> [Raw records]:
^^^^

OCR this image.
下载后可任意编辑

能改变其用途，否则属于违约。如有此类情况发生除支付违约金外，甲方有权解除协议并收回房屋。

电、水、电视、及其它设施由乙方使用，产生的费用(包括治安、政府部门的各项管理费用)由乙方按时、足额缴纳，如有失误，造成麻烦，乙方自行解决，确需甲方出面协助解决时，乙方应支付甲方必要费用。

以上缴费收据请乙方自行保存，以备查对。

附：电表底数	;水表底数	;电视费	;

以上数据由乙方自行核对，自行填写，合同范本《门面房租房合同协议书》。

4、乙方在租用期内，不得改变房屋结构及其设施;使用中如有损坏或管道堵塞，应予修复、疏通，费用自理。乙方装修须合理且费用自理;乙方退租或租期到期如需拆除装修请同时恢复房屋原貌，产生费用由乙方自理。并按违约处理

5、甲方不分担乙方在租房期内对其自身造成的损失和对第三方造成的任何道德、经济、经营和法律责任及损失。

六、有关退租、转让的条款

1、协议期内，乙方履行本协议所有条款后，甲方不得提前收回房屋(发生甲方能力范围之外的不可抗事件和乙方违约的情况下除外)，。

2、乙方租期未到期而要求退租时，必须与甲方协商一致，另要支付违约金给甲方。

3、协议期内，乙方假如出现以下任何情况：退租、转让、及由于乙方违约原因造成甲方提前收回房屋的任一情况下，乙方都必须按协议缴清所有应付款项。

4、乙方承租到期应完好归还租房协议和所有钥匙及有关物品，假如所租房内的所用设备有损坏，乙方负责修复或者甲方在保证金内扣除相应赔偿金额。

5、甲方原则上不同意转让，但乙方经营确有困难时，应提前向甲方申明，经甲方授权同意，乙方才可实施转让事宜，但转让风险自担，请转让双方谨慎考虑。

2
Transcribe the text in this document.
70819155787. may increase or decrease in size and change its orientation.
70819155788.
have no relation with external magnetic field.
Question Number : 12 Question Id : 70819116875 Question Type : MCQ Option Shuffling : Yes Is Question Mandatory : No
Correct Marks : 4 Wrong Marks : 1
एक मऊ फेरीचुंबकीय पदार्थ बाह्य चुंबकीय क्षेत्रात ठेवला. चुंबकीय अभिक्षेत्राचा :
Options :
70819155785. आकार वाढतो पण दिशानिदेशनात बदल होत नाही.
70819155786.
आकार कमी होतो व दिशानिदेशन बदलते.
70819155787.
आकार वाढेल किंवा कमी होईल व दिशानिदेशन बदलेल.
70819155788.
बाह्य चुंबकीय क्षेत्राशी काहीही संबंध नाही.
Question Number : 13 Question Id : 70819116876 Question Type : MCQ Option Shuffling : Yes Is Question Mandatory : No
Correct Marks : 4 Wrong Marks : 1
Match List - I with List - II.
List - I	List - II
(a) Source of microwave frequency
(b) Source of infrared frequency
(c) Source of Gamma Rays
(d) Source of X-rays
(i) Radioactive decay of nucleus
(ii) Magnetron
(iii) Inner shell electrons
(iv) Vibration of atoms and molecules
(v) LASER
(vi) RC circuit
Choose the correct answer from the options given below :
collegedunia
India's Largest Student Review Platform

^^^^

> [TASK REQUIREMENTS]: Reproduce each entry word for word.

> [PROBLEM SOLUTION]:
OCR this image.
下载后可任意编辑

能改变其用途，否则属于违约。如有此类情况发生除支付违约金外，甲方有权解除协议并收回房屋。

电、水、电视、及其它设施由乙方使用，产生的费用(包括治安、政府部门的各项管理费用)由乙方按时、足额缴纳，如有失误，造成麻烦，乙方自行解决，确需甲方出面协助解决时，乙方应支付甲方必要费用。

以上缴费收据请乙方自行保存，以备查对。

附：电表底数	;水表底数	;电视费	;

以上数据由乙方自行核对，自行填写，合同范本《门面房租房合同协议书》。

4、乙方在租用期内，不得改变房屋结构及其设施;使用中如有损坏或管道堵塞，应予修复、疏通，费用自理。乙方装修须合理且费用自理;乙方退租或租期到期如需拆除装修请同时恢复房屋原貌，产生费用由乙方自理。并按违约处理

5、甲方不分担乙方在租房期内对其自身造成的损失和对第三方造成的任何道德、经济、经营和法律责任及损失。

六、有关退租、转让的条款

1、协议期内，乙方履行本协议所有条款后，甲方不得提前收回房屋(发生甲方能力范围之外的不可抗事件和乙方违约的情况下除外)，。

2、乙方租期未到期而要求退租时，必须与甲方协商一致，另要支付违约金给甲方。

3、协议期内，乙方假如出现以下任何情况：退租、转让、及由于乙方违约原因造成甲方提前收回房屋的任一情况下，乙方都必须按协议缴清所有应付款项。

4、乙方承租到期应完好归还租房协议和所有钥匙及有关物品，假如所租房内的所用设备有损坏，乙方负责修复或者甲方在保证金内扣除相应赔偿金额。

5、甲方原则上不同意转让，但乙方经营确有困难时，应提前向甲方申明，经甲方授权同意，乙方才可实施转让事宜，但转让风险自担，请转让双方谨慎考虑。

2
Transcribe the text in this document.
70819155787. may increase or decrease in size and change its orientation.
70819155788.
have no relation with external magnetic field.
Question Number : 12 Question Id : 70819116875 Question Type : MCQ Option Shuffling : Yes Is Question Mandatory : No
Correct Marks : 4 Wrong Marks : 1
एक मऊ फेरीचुंबकीय पदार्थ बाह्य चुंबकीय क्षेत्रात ठेवला. चुंबकीय अभिक्षेत्राचा :
Options :
70819155785. आकार वाढतो पण दिशानिदेशनात बदल होत नाही.
70819155786.
आकार कमी होतो व दिशानिदेशन बदलते.
70819155787.
आकार वाढेल किंवा कमी होईल व दिशानिदेशन बदलेल.
70819155788.
बाह्य चुंबकीय क्षेत्राशी काहीही संबंध नाही.
Question Number : 13 Question Id : 70819116876 Question Type : MCQ Option Shuffling : Yes Is Question Mandatory : No
Correct Marks : 4 Wrong Marks : 1
Match List - I with List - II.
List - I	List - II
(a) Source of microwave frequency
(b) Source of infrared frequency
(c) Source of Gamma Rays
(d) Source of X-rays
(i) Radioactive decay of nucleus
(ii) Magnetron
(iii) Inner shell electrons
(iv) Vibration of atoms and molecules
(v) LASER
(vi) RC circuit
Choose the correct answer from the options given below :
collegedunia
India's Largest Student Review Platform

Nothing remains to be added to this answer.